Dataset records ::
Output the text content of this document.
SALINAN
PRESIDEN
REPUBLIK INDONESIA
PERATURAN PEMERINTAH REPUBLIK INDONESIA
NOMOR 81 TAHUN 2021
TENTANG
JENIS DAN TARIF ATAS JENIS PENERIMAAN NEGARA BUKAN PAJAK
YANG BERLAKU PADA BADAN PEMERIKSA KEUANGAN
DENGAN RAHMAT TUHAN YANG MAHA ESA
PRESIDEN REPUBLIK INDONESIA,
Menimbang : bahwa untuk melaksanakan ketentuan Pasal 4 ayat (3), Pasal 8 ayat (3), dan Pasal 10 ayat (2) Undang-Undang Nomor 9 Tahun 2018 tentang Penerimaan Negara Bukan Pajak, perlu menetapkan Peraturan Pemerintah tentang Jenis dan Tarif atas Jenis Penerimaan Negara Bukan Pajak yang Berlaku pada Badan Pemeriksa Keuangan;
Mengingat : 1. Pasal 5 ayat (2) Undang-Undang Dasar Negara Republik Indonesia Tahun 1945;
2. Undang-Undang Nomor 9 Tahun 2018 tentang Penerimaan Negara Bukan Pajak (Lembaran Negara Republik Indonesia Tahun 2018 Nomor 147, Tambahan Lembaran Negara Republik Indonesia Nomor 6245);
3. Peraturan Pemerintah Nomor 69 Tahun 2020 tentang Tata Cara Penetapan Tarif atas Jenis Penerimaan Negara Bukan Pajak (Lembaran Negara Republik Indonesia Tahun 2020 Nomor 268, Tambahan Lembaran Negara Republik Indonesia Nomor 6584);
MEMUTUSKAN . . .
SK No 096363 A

REQUIREMENTS ::
Write out the full listing, keeping every line exactly as it is.

COMPLETE RESPONSE ::
Output the text content of this document.
SALINAN
PRESIDEN
REPUBLIK INDONESIA
PERATURAN PEMERINTAH REPUBLIK INDONESIA
NOMOR 81 TAHUN 2021
TENTANG
JENIS DAN TARIF ATAS JENIS PENERIMAAN NEGARA BUKAN PAJAK
YANG BERLAKU PADA BADAN PEMERIKSA KEUANGAN
DENGAN RAHMAT TUHAN YANG MAHA ESA
PRESIDEN REPUBLIK INDONESIA,
Menimbang : bahwa untuk melaksanakan ketentuan Pasal 4 ayat (3), Pasal 8 ayat (3), dan Pasal 10 ayat (2) Undang-Undang Nomor 9 Tahun 2018 tentang Penerimaan Negara Bukan Pajak, perlu menetapkan Peraturan Pemerintah tentang Jenis dan Tarif atas Jenis Penerimaan Negara Bukan Pajak yang Berlaku pada Badan Pemeriksa Keuangan;
Mengingat : 1. Pasal 5 ayat (2) Undang-Undang Dasar Negara Republik Indonesia Tahun 1945;
2. Undang-Undang Nomor 9 Tahun 2018 tentang Penerimaan Negara Bukan Pajak (Lembaran Negara Republik Indonesia Tahun 2018 Nomor 147, Tambahan Lembaran Negara Republik Indonesia Nomor 6245);
3. Peraturan Pemerintah Nomor 69 Tahun 2020 tentang Tata Cara Penetapan Tarif atas Jenis Penerimaan Negara Bukan Pajak (Lembaran Negara Republik Indonesia Tahun 2020 Nomor 268, Tambahan Lembaran Negara Republik Indonesia Nomor 6584);
MEMUTUSKAN . . .
SK No 096363 A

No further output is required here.